■ **Some records**
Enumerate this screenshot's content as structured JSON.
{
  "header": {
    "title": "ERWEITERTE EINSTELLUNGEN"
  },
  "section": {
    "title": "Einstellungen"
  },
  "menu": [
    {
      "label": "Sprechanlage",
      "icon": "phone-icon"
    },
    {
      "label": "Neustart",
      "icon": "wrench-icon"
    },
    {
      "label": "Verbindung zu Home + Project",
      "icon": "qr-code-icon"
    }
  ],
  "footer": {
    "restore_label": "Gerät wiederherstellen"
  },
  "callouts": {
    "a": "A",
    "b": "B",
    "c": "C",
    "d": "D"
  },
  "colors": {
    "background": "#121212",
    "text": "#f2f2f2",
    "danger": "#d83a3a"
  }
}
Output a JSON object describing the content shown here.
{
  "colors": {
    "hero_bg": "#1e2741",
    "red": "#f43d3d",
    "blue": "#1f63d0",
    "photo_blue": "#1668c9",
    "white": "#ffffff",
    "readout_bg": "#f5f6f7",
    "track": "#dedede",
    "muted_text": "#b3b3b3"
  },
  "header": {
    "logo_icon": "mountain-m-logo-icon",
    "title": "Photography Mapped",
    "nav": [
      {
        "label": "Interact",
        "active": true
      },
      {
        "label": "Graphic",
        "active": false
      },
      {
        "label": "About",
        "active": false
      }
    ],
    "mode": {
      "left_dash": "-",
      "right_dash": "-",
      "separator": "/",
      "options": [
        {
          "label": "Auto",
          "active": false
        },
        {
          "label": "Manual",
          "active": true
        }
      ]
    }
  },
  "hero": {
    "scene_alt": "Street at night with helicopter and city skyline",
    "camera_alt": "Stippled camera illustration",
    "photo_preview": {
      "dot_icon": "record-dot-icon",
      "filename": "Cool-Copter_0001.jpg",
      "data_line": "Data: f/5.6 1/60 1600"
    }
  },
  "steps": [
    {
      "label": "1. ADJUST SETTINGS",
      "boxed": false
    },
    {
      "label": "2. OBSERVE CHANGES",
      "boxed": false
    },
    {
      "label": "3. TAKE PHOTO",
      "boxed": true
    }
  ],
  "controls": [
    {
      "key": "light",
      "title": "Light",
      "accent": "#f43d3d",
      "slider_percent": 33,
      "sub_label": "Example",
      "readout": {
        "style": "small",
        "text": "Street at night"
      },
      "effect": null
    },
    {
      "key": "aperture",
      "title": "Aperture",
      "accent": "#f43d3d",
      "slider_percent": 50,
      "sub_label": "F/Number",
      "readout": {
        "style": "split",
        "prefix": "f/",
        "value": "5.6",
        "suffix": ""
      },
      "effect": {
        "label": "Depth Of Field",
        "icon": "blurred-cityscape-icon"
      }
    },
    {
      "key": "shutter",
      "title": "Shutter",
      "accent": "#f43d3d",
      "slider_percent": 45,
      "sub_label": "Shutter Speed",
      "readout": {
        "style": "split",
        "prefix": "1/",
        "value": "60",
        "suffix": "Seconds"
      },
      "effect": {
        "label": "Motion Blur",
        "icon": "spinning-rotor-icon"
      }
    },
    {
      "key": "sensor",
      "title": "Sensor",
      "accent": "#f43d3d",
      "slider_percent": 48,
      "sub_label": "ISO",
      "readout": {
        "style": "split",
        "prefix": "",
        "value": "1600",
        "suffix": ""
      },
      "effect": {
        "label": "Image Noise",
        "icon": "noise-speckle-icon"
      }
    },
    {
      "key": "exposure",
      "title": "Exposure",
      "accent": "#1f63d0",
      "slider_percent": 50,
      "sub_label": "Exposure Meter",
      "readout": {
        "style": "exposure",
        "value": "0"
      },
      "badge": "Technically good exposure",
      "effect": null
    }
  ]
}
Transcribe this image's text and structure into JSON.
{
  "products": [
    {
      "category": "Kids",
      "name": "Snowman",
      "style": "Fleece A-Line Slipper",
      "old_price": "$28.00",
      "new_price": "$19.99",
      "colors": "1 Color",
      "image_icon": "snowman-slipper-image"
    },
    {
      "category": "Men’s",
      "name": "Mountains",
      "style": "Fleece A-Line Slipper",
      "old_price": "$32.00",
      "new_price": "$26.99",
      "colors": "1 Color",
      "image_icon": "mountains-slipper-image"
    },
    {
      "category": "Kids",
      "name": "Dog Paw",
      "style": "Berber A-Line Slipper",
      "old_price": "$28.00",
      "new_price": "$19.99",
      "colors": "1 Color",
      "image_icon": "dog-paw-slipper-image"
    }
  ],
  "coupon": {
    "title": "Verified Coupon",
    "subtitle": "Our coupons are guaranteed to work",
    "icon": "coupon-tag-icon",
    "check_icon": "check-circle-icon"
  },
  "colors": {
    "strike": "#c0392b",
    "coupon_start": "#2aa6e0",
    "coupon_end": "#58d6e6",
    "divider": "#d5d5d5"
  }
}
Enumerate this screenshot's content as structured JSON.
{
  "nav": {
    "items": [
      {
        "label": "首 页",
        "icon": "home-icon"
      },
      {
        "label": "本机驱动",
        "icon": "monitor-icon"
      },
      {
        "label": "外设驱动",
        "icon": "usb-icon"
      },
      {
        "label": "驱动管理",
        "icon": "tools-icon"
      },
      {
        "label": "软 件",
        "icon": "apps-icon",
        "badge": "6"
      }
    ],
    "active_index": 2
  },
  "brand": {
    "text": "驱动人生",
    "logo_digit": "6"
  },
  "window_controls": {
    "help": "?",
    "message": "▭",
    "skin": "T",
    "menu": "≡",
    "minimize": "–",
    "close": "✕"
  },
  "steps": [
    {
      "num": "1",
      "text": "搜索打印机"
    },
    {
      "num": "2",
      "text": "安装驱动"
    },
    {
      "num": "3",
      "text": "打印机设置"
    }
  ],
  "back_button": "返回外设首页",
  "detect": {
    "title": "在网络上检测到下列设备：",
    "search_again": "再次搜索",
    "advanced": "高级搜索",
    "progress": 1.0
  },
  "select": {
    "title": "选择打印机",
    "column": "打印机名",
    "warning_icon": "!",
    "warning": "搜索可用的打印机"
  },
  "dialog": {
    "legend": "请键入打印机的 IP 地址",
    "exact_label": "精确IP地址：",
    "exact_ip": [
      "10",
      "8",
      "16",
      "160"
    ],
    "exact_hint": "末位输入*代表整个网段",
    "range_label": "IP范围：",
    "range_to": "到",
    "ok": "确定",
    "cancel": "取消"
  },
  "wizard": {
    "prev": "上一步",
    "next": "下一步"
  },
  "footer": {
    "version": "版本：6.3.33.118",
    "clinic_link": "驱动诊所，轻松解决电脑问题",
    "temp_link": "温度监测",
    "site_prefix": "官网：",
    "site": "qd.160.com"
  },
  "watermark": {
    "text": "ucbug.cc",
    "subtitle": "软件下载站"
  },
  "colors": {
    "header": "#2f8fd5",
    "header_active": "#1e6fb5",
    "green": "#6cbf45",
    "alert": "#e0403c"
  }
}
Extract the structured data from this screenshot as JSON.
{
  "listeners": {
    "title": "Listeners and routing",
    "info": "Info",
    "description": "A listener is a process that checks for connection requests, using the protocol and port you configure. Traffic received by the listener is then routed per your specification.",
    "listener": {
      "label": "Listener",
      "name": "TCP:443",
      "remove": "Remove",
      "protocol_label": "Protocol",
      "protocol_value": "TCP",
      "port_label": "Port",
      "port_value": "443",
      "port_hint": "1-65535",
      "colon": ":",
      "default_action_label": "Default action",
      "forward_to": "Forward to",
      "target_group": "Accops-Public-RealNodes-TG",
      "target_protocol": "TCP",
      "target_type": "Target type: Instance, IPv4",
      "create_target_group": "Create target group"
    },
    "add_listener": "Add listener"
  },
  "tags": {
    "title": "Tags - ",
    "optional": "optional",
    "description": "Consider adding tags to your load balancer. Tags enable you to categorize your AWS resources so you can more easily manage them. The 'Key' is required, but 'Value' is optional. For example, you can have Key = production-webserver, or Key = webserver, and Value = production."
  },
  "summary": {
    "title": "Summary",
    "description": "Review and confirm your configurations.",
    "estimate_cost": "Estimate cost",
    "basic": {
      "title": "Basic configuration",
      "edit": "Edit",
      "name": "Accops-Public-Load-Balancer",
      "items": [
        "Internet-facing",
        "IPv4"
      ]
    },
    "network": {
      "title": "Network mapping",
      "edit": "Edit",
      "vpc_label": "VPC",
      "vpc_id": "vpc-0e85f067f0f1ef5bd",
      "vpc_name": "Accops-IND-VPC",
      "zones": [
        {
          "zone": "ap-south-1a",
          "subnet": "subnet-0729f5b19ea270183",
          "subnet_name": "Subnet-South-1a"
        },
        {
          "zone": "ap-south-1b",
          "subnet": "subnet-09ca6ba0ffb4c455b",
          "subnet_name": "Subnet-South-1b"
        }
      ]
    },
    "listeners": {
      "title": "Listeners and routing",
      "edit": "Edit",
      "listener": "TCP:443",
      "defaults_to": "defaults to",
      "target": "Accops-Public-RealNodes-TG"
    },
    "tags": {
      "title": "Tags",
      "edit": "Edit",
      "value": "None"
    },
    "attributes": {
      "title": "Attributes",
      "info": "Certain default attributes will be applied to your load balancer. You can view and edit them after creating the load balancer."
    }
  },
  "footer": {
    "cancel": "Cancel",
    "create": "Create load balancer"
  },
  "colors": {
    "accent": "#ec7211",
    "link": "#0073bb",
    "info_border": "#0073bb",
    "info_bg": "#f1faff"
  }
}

■ **What the task asks**
Show every line where the string "routing" appears.

■ **Reply**
    "title": "Listeners and routing",
      "title": "Listeners and routing",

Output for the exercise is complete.